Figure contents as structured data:
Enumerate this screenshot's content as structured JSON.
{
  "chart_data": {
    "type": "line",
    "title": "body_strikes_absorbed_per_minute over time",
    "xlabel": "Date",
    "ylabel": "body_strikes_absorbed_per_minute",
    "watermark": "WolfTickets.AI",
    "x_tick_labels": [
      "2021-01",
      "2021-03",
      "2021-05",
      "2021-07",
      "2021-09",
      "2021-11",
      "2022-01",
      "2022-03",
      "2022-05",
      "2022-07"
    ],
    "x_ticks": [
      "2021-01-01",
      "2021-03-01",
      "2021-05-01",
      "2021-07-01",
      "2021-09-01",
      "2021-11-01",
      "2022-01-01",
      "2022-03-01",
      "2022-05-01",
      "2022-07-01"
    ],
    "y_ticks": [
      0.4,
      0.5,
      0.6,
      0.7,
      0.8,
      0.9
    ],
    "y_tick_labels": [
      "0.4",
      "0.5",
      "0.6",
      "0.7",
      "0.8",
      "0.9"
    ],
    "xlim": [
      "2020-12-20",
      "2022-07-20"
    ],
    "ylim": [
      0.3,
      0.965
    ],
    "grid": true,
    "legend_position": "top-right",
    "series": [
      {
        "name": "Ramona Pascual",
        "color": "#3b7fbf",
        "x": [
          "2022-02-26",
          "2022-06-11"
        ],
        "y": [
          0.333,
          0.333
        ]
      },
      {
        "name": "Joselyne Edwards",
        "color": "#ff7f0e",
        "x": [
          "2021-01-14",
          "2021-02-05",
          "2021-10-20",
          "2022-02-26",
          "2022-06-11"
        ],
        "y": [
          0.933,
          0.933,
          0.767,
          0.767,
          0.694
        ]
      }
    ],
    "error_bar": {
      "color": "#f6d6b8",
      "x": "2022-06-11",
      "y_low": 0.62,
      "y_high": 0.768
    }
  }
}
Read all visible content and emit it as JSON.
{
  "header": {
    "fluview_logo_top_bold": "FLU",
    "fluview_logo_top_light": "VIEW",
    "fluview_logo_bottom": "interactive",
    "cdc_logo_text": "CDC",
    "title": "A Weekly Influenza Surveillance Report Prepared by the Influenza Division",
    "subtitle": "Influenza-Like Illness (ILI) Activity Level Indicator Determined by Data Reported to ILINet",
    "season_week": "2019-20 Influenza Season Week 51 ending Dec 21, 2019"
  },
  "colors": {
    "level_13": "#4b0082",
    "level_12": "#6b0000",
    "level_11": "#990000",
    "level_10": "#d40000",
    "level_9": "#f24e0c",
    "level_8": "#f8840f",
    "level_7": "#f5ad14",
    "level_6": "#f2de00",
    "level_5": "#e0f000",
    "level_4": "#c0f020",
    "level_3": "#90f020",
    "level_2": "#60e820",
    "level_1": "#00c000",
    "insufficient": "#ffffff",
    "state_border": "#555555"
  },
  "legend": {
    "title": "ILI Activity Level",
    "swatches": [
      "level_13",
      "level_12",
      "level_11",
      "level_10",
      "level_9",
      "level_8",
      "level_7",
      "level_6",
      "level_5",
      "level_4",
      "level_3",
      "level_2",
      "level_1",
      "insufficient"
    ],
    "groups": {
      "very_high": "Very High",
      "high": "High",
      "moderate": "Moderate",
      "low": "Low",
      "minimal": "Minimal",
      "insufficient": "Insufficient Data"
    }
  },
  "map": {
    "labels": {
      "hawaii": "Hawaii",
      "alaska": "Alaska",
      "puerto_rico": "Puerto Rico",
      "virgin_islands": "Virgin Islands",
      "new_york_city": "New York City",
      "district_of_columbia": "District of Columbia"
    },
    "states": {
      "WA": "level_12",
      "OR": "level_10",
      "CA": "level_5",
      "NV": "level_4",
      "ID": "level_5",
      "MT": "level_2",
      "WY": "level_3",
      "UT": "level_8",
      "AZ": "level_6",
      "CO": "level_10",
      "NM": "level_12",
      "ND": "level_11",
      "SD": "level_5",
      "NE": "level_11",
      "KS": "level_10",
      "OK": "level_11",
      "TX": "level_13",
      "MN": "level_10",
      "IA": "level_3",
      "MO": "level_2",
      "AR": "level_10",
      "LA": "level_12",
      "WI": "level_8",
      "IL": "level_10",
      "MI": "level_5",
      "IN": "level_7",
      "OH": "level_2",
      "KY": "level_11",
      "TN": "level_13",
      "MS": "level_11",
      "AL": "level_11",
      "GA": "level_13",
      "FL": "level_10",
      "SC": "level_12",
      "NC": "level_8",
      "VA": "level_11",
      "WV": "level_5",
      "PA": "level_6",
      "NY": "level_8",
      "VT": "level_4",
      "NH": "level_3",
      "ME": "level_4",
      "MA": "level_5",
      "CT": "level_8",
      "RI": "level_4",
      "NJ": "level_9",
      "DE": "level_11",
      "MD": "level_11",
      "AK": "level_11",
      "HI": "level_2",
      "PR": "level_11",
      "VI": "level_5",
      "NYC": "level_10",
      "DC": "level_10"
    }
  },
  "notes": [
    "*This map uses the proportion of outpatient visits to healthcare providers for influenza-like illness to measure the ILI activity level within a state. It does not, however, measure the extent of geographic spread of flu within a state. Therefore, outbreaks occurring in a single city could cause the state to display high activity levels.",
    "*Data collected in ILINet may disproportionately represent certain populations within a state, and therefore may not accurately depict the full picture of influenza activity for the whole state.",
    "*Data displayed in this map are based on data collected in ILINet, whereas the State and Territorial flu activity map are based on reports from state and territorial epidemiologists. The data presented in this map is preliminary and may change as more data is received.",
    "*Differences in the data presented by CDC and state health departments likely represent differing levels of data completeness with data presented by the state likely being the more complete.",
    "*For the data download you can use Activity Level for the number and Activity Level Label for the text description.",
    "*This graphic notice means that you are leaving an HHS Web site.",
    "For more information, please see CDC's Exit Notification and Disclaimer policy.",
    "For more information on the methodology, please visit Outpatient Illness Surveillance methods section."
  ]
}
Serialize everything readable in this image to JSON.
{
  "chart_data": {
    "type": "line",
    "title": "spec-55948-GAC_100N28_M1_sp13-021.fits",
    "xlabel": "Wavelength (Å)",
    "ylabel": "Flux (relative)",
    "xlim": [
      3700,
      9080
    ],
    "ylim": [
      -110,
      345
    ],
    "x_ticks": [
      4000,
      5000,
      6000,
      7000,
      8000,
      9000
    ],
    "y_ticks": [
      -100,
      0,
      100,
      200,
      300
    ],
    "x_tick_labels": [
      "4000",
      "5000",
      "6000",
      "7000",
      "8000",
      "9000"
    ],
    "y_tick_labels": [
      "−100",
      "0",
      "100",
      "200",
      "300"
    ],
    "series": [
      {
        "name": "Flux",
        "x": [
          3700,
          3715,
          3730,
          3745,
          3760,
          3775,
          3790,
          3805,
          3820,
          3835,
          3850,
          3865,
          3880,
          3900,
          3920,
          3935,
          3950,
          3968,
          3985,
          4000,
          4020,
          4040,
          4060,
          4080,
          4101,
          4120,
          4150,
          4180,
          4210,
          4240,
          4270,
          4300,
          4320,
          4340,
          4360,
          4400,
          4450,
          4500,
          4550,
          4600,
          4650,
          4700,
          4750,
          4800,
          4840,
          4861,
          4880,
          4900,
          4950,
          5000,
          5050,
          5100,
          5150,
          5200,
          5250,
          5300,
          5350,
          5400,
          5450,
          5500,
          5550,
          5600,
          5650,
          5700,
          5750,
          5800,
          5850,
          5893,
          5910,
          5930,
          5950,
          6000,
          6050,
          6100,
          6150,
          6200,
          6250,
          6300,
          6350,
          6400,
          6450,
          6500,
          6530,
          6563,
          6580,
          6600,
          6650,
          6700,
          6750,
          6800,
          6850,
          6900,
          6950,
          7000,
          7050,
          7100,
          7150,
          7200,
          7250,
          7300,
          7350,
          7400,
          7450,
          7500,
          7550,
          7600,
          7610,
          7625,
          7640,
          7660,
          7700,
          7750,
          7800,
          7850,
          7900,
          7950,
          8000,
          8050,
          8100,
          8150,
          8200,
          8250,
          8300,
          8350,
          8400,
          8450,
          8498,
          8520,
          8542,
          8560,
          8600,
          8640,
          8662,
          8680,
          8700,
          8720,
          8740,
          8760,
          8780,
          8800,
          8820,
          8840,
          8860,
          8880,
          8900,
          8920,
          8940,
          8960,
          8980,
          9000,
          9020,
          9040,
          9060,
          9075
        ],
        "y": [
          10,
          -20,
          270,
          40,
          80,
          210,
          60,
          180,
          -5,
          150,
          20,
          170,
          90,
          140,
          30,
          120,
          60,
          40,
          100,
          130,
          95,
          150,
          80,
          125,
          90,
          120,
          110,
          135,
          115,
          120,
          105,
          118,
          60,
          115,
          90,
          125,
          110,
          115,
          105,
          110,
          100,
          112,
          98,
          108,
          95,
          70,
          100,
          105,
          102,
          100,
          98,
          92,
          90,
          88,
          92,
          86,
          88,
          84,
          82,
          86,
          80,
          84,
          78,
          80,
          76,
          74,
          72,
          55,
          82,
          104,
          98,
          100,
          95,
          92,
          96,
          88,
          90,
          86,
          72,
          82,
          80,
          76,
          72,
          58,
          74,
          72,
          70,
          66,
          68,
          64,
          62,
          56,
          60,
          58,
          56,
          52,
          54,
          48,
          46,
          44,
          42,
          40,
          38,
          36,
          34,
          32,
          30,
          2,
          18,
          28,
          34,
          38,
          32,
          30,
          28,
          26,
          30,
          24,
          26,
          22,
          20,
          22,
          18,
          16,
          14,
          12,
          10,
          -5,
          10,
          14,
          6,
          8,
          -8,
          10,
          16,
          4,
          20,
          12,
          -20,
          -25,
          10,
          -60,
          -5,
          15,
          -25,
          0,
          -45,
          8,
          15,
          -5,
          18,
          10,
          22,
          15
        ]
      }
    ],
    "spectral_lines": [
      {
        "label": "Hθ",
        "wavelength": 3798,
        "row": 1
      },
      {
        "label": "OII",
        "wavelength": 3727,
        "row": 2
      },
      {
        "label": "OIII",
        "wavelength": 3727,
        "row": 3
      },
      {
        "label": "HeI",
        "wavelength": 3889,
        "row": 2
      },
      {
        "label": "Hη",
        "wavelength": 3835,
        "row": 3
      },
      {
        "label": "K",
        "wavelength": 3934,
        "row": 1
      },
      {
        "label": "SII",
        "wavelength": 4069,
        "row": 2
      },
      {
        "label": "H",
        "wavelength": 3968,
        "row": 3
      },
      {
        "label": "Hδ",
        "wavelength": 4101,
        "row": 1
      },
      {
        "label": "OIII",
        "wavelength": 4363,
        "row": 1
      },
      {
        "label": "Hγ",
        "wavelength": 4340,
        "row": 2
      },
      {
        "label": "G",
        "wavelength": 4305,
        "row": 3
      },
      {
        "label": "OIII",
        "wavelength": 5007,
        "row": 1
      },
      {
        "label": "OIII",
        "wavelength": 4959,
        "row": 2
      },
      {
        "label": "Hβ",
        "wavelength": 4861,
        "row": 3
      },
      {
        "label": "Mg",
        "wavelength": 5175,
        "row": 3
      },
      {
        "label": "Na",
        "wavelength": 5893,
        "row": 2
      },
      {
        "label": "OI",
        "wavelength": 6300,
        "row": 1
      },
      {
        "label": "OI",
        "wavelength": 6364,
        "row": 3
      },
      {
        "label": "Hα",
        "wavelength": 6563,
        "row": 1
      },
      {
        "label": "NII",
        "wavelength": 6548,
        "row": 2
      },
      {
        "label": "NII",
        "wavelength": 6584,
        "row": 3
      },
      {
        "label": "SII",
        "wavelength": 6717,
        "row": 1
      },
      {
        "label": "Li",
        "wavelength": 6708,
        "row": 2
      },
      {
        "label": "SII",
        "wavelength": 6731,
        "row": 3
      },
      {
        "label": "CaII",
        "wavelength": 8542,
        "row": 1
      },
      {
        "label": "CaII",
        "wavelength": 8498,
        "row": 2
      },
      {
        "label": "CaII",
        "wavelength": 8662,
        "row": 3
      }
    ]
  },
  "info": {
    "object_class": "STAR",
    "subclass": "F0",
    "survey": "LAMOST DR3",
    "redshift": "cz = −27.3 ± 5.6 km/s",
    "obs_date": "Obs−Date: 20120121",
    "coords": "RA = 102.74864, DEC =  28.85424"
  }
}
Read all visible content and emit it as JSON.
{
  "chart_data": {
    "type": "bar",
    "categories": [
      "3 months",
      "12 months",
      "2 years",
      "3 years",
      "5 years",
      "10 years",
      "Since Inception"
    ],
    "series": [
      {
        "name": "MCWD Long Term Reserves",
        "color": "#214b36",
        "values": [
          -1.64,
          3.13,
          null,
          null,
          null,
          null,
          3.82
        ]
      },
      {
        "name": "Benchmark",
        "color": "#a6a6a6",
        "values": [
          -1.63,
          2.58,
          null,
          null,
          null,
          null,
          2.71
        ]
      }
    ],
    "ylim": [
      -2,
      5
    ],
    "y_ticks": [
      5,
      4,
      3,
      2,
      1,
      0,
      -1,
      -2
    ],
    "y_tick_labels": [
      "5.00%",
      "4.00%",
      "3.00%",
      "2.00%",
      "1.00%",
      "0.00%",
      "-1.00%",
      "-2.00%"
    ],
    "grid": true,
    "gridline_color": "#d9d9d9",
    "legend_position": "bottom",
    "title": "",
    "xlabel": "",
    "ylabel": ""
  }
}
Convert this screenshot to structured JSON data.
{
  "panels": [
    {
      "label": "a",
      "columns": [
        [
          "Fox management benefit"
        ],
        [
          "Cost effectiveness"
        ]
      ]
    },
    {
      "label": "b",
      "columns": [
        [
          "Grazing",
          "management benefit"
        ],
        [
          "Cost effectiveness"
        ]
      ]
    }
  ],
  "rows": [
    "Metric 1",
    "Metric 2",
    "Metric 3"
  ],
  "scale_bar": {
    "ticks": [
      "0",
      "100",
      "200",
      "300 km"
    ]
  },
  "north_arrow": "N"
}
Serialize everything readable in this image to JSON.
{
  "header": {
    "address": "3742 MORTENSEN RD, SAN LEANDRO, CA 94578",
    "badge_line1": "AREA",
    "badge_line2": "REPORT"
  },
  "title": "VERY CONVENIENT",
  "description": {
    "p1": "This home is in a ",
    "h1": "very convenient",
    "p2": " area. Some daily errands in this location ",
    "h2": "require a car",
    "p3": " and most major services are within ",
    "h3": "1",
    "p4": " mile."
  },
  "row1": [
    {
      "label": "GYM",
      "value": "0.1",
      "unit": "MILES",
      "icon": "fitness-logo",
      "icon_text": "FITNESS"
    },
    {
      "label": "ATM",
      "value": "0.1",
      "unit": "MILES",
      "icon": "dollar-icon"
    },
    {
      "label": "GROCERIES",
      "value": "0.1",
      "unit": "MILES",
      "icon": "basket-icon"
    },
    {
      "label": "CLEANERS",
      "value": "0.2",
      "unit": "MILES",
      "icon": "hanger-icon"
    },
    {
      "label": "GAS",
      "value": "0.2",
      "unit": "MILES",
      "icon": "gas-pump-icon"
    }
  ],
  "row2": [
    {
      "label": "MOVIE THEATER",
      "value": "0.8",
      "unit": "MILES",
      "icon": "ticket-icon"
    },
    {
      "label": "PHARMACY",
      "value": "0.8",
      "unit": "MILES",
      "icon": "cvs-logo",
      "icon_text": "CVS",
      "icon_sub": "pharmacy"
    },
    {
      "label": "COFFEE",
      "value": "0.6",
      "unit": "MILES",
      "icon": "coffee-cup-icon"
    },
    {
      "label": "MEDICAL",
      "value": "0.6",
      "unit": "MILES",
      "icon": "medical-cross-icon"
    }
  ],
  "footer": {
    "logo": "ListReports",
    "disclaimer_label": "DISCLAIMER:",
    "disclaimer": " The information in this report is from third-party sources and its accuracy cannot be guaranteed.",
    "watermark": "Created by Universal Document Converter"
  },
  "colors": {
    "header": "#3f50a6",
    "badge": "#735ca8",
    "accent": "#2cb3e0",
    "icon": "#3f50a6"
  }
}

_What is expected_
Scan the material above. Copy each line where "xlabel" occurs.

_Answer_
    "xlabel": "Date",
    "xlabel": "Wavelength (Å)",
    "xlabel": "",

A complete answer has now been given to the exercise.